**EXERCISE**
Provide only the number of lines in the data below that contain the word "Mental".

**DATASET EXCERPTS**
'''

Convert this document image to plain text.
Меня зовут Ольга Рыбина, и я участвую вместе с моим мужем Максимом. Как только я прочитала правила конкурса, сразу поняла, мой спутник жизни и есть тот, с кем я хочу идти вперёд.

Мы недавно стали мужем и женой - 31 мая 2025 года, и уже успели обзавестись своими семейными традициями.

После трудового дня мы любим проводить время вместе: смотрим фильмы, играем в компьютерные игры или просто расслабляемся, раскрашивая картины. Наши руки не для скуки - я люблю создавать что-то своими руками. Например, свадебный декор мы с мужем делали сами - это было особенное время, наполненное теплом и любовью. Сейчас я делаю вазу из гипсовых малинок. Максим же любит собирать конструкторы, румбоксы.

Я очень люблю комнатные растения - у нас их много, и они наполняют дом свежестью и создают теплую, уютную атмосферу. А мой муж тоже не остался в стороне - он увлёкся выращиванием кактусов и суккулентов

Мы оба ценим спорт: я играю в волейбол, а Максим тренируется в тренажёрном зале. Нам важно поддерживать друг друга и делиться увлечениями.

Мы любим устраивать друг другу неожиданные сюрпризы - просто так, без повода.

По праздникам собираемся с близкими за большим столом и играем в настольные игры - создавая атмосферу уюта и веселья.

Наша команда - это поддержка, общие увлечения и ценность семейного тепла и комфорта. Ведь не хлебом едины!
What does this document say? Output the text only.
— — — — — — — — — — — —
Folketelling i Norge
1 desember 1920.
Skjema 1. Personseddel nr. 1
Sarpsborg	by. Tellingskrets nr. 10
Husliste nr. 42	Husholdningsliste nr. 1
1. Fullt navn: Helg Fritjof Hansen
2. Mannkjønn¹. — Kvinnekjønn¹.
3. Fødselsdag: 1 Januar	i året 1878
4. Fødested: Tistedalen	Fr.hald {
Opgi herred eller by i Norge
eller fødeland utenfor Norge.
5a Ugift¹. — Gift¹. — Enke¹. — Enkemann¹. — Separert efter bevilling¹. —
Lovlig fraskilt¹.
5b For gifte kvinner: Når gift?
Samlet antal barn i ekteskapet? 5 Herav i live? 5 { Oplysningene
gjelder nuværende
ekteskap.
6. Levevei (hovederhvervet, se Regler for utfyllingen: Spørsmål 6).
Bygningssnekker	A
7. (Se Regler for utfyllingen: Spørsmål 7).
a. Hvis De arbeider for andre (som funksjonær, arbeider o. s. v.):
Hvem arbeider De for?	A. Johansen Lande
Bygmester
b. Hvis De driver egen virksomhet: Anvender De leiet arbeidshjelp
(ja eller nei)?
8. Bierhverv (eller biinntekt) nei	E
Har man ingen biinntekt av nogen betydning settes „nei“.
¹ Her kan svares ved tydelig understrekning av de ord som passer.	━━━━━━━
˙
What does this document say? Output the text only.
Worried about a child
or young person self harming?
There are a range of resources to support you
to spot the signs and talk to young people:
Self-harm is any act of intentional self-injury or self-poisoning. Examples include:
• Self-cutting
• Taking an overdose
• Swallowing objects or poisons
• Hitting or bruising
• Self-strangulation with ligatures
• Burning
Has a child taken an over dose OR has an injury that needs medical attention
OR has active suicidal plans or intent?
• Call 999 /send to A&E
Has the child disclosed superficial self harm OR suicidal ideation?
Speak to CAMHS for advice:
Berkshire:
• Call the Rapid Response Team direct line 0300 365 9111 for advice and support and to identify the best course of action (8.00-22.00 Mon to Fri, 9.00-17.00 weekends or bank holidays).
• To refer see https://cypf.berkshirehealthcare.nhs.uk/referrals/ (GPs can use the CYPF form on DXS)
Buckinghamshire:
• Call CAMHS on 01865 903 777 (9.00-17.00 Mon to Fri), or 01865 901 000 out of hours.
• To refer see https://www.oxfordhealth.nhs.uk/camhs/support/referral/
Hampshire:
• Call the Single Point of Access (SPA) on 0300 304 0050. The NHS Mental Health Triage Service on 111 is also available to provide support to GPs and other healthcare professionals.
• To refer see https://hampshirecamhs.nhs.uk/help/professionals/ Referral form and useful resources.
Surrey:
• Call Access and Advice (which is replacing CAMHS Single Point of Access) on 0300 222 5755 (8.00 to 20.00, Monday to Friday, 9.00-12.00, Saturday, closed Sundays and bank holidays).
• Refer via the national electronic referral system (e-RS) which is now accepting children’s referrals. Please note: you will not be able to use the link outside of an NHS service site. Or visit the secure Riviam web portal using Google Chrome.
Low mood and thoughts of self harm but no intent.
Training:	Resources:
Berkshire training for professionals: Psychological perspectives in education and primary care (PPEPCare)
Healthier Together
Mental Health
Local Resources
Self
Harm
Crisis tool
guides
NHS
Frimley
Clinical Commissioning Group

'''

**ANSWER TO THIS EXERCISE**
2